(Excerpt from a dataset)
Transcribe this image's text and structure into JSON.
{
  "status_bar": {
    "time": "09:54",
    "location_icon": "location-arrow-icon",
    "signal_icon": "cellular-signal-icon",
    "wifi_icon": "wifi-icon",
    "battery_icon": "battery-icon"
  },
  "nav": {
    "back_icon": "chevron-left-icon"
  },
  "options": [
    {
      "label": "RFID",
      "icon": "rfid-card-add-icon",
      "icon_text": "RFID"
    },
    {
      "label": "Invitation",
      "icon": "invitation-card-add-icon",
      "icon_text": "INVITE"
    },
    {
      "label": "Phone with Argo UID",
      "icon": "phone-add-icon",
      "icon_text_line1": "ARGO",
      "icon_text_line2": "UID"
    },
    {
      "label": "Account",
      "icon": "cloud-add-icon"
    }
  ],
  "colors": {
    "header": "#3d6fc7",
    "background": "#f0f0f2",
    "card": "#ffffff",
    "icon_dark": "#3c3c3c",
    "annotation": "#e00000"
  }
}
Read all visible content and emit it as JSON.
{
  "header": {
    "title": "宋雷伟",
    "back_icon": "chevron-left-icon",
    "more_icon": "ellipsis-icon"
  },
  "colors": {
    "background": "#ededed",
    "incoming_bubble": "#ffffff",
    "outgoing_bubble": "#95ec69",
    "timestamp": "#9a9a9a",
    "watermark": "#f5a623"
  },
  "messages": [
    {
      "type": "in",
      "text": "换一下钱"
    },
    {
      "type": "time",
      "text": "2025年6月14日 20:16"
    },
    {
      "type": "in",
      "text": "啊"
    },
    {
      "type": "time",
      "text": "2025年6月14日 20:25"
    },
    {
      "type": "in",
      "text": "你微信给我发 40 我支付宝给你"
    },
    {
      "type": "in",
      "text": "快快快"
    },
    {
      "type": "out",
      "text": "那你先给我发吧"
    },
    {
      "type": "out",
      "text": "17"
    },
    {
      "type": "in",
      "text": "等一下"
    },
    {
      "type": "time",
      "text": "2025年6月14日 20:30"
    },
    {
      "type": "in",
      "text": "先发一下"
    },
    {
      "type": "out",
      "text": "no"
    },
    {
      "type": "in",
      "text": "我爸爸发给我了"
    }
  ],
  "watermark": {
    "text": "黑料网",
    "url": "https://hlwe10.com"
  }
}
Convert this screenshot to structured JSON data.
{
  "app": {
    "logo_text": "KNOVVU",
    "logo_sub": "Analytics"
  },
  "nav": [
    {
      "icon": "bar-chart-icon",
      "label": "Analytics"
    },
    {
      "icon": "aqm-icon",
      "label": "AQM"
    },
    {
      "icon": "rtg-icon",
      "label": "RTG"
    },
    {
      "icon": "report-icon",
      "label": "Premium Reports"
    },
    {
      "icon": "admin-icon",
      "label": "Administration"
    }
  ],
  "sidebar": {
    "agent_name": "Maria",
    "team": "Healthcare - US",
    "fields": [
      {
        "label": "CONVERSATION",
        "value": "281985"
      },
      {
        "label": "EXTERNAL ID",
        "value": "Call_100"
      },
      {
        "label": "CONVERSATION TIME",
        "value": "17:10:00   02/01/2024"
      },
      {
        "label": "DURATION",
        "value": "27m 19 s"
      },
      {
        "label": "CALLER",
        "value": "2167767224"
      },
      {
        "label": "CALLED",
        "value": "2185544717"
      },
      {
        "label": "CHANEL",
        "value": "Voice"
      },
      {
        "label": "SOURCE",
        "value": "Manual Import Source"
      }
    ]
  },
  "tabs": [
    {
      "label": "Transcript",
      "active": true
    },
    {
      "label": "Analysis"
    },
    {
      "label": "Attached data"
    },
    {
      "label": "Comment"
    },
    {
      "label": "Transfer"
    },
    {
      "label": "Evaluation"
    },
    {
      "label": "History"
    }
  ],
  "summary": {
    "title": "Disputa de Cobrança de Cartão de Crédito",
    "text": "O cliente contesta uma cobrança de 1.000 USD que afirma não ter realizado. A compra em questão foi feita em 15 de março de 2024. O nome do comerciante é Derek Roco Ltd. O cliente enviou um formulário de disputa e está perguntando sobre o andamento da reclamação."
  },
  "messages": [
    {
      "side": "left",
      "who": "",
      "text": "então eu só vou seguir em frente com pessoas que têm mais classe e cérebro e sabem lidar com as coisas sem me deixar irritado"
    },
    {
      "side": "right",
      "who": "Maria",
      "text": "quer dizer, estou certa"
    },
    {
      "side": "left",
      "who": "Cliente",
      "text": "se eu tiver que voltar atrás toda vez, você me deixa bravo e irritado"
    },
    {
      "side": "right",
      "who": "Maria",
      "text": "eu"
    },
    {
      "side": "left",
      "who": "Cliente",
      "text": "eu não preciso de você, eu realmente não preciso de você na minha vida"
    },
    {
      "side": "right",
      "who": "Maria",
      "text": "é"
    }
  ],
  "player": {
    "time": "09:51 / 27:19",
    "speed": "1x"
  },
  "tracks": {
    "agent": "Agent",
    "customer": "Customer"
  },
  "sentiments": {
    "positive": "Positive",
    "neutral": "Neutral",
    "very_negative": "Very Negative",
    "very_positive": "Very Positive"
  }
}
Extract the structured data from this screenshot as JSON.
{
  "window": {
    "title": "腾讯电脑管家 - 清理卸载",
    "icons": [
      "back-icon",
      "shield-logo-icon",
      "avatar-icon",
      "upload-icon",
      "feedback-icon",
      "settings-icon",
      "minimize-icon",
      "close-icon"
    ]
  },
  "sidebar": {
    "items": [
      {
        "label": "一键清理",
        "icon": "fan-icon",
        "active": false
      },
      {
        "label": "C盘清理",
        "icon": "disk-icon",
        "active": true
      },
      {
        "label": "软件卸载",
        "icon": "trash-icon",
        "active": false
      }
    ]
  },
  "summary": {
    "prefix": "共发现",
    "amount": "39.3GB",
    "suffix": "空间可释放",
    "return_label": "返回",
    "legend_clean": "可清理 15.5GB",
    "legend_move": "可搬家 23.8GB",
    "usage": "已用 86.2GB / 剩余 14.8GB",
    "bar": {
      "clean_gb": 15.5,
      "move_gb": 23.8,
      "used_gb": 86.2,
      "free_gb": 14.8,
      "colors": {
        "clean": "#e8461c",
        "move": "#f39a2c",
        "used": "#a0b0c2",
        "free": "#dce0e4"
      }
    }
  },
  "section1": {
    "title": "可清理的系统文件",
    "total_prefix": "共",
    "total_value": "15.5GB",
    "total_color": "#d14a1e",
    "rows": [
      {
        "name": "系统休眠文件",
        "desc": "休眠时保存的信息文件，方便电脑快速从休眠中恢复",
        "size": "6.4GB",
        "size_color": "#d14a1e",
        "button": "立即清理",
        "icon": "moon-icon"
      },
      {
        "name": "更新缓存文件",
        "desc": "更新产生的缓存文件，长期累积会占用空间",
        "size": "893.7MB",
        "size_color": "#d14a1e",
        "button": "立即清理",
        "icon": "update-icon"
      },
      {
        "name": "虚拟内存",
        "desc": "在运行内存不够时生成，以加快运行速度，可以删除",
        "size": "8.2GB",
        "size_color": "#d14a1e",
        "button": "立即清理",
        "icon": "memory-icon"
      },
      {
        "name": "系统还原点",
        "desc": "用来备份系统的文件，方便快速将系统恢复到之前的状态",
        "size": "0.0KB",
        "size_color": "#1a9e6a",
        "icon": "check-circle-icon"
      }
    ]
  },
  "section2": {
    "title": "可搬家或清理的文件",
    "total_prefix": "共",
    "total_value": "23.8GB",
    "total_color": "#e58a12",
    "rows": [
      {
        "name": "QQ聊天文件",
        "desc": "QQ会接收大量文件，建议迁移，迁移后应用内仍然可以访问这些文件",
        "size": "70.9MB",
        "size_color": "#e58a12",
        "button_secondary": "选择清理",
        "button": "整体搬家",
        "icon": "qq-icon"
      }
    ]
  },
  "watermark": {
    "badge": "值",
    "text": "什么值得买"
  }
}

TASK BRIEF: Find the word "Positive" in the records and pull out each line that has it.

THE REPLY:
    "positive": "Positive",
    "very_positive": "Very Positive"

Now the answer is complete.